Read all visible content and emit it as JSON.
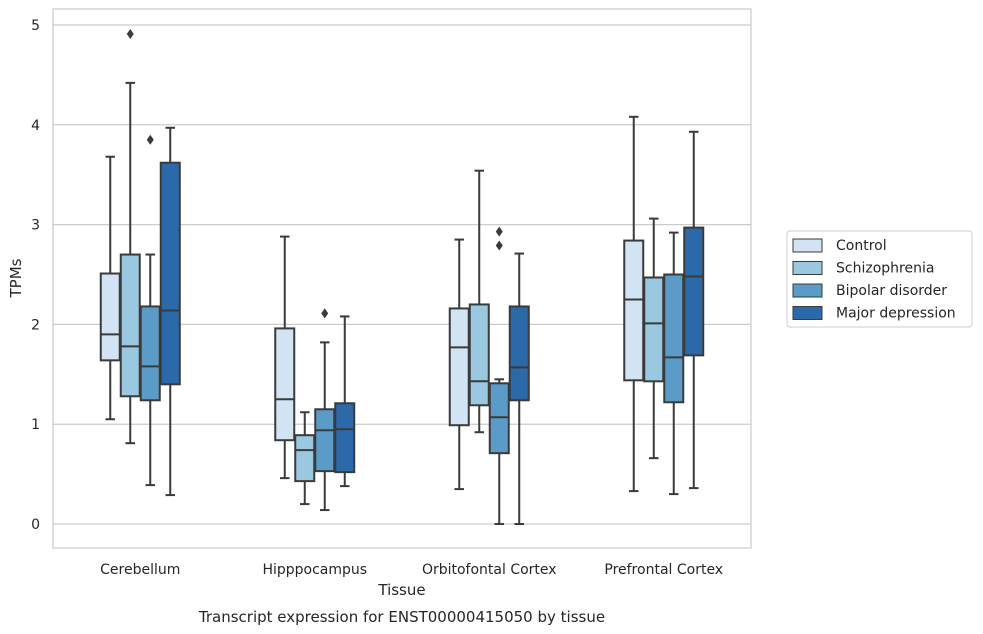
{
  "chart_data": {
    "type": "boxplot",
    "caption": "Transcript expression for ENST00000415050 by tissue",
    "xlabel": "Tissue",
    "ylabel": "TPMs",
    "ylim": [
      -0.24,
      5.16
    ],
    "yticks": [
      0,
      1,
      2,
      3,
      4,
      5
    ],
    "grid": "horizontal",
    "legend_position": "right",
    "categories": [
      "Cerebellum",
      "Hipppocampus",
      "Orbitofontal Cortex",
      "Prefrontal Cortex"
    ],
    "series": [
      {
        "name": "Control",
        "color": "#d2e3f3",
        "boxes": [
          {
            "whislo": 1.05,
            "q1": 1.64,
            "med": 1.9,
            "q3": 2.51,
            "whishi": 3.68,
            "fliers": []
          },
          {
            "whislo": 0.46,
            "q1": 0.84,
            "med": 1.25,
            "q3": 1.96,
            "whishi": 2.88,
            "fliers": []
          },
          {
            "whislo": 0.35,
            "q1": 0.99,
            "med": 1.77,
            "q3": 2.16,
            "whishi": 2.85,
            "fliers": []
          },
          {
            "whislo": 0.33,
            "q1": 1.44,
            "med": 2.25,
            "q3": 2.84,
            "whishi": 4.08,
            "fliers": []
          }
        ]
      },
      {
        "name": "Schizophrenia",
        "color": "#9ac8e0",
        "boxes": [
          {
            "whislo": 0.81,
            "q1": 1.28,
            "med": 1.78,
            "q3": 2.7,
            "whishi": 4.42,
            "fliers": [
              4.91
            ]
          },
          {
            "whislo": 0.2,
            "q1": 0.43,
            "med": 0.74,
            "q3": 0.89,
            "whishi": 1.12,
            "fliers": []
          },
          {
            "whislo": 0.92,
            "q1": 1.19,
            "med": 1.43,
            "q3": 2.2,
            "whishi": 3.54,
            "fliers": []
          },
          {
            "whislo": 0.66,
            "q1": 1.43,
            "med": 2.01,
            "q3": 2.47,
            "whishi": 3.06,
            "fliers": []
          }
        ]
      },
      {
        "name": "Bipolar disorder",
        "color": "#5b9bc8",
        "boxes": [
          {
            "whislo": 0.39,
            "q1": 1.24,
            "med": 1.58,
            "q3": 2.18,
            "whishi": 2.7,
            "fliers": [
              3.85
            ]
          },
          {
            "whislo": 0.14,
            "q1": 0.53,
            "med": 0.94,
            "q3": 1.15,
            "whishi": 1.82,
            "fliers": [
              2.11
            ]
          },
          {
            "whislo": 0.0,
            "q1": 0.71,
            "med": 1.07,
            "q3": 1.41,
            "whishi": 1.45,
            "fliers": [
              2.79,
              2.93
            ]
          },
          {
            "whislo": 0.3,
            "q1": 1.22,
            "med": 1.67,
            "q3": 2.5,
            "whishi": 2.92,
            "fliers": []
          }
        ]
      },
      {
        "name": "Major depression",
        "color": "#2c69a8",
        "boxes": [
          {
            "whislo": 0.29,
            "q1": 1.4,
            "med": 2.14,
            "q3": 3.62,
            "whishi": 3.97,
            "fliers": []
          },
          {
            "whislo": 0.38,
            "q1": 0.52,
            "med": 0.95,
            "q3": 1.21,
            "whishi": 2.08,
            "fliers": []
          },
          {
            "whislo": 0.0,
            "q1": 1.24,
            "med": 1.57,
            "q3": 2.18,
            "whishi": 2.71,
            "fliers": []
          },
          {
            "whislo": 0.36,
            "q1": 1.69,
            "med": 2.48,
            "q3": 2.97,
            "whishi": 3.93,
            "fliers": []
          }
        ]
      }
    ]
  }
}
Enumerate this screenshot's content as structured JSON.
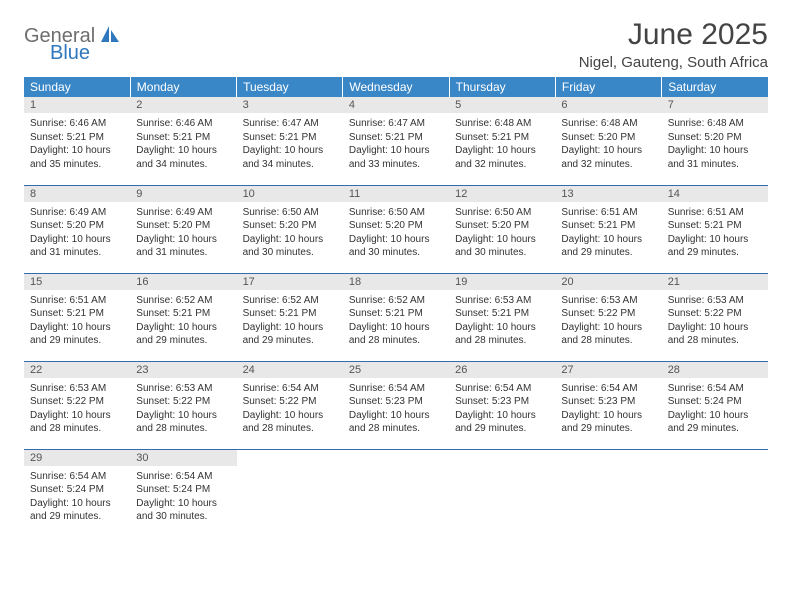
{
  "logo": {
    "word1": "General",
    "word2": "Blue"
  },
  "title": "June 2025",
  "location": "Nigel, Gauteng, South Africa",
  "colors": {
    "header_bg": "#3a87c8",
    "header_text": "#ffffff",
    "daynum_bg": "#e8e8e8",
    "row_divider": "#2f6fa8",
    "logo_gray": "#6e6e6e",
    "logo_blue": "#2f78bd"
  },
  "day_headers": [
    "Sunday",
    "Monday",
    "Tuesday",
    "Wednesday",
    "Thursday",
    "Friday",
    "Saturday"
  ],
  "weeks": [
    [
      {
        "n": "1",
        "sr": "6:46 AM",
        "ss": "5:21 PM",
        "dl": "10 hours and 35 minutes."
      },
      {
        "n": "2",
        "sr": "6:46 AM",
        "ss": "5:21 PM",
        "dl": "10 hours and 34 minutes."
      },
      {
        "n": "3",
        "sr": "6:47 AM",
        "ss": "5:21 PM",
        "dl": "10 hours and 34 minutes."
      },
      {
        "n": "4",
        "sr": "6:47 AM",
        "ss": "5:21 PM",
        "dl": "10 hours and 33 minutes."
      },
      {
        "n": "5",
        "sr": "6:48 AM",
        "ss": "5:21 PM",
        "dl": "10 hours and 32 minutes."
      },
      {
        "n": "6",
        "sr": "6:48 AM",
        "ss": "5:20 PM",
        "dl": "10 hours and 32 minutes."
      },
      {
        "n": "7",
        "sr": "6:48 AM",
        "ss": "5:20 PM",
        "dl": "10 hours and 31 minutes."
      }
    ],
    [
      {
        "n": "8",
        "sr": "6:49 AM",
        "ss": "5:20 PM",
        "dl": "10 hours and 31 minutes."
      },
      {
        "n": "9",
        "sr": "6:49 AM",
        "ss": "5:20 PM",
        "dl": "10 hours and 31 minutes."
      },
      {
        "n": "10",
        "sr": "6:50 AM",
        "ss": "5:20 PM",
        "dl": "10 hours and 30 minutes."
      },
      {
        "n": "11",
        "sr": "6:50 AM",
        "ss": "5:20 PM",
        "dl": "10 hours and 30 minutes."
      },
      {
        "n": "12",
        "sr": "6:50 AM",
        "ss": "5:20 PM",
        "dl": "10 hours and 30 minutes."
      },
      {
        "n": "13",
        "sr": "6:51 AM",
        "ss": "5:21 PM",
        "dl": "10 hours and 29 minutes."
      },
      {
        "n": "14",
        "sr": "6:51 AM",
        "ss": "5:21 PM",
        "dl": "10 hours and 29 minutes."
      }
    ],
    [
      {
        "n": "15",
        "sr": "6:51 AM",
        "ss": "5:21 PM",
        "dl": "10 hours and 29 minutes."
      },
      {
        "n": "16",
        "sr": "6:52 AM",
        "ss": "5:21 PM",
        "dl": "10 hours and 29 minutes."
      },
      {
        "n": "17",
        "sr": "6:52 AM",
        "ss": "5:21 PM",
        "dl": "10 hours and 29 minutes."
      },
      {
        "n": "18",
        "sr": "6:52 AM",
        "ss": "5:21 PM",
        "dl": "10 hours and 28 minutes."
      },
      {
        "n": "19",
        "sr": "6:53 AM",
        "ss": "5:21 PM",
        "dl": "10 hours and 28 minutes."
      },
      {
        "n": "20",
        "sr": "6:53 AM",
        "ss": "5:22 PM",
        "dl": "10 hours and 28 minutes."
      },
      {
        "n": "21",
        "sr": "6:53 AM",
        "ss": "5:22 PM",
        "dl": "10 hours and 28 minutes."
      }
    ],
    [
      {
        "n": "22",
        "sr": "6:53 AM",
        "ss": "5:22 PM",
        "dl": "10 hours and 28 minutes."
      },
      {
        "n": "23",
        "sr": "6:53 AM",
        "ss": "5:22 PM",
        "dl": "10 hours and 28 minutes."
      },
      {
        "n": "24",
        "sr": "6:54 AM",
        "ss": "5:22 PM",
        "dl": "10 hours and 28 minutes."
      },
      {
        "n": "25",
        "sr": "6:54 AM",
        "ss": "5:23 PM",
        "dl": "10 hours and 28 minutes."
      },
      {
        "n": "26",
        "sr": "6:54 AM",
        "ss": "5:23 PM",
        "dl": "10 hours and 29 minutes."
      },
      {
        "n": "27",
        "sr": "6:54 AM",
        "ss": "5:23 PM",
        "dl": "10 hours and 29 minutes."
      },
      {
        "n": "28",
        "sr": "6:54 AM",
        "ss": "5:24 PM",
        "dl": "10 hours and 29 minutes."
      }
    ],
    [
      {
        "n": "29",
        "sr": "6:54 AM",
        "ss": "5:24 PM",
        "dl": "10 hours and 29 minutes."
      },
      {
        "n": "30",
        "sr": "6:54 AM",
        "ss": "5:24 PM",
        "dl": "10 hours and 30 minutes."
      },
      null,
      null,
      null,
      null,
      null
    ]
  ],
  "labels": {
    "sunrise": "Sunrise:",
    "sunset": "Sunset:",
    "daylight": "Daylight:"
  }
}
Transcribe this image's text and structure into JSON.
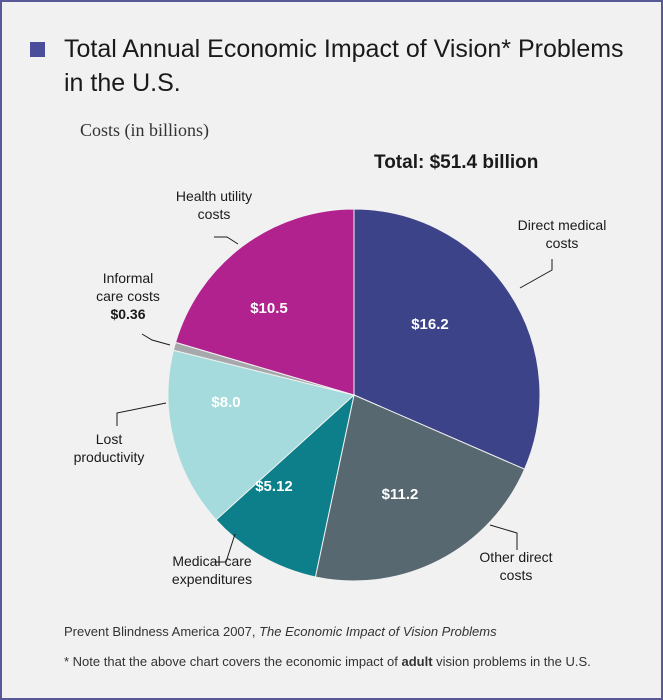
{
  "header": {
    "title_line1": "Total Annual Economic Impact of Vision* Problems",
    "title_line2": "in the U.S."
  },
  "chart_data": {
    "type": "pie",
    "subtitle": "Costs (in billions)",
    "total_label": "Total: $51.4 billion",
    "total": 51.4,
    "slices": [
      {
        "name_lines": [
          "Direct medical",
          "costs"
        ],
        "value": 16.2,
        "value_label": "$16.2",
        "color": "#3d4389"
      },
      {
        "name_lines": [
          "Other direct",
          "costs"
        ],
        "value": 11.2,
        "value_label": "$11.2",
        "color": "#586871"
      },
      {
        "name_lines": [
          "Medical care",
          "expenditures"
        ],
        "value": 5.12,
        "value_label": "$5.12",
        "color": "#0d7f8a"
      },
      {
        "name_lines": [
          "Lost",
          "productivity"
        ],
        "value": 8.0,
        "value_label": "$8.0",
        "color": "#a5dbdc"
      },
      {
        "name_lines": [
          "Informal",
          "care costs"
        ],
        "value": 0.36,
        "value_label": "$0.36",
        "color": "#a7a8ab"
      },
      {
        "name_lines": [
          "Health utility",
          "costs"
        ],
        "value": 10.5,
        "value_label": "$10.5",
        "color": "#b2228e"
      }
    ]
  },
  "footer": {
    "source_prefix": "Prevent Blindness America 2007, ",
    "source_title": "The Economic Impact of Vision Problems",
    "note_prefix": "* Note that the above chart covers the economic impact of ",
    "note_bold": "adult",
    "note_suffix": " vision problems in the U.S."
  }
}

• • • •

• What to work on
Every line above that contains the word "Cortex" should be reported.

• Finished answer
      "Orbitofontal Cortex",
      "Prefrontal Cortex"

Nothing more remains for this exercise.